*Given exercise*:
Identify and copy all lines of the material where the string "icon" is found.

*Stored rows*:
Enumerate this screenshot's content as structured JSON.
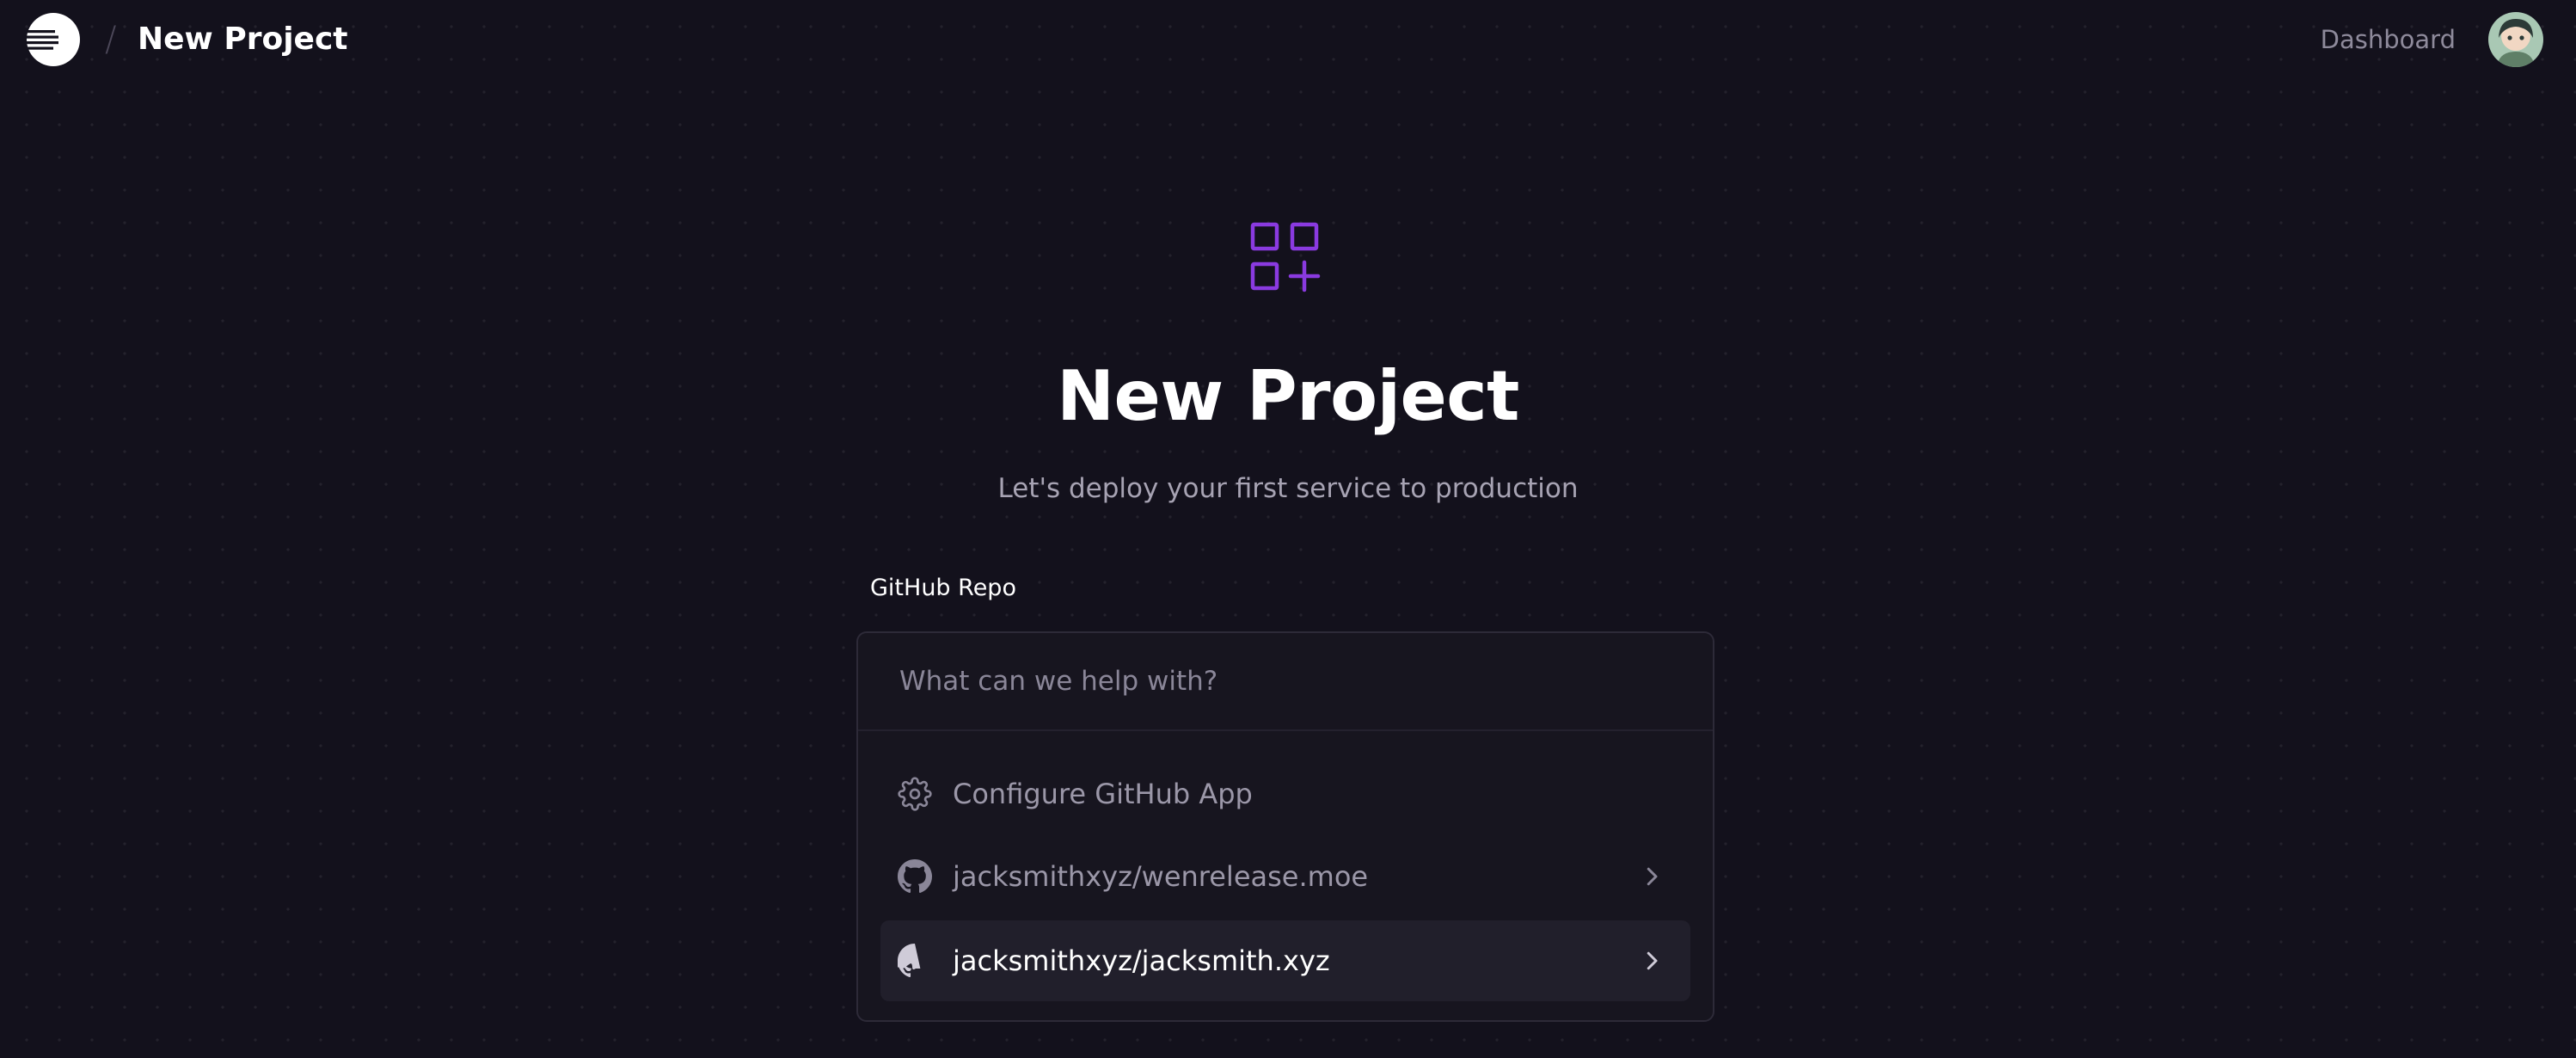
{
  "header": {
    "title": "New Project",
    "separator": "/",
    "nav_dashboard": "Dashboard"
  },
  "hero": {
    "title": "New Project",
    "subtitle": "Let's deploy your first service to production"
  },
  "repo_selector": {
    "label": "GitHub Repo",
    "search_placeholder": "What can we help with?",
    "items": [
      {
        "label": "Configure GitHub App",
        "icon": "gear-icon"
      },
      {
        "label": "jacksmithxyz/wenrelease.moe",
        "icon": "github-icon"
      },
      {
        "label": "jacksmithxyz/jacksmith.xyz",
        "icon": "github-icon",
        "selected": true
      }
    ]
  },
  "colors": {
    "background": "#13111c",
    "accent": "#8a3ae0",
    "panel_border": "#2d2a38",
    "muted_text": "#8e8a9b"
  }
}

*Written reply*:
        "icon": "gear-icon"
        "icon": "github-icon"
        "icon": "github-icon",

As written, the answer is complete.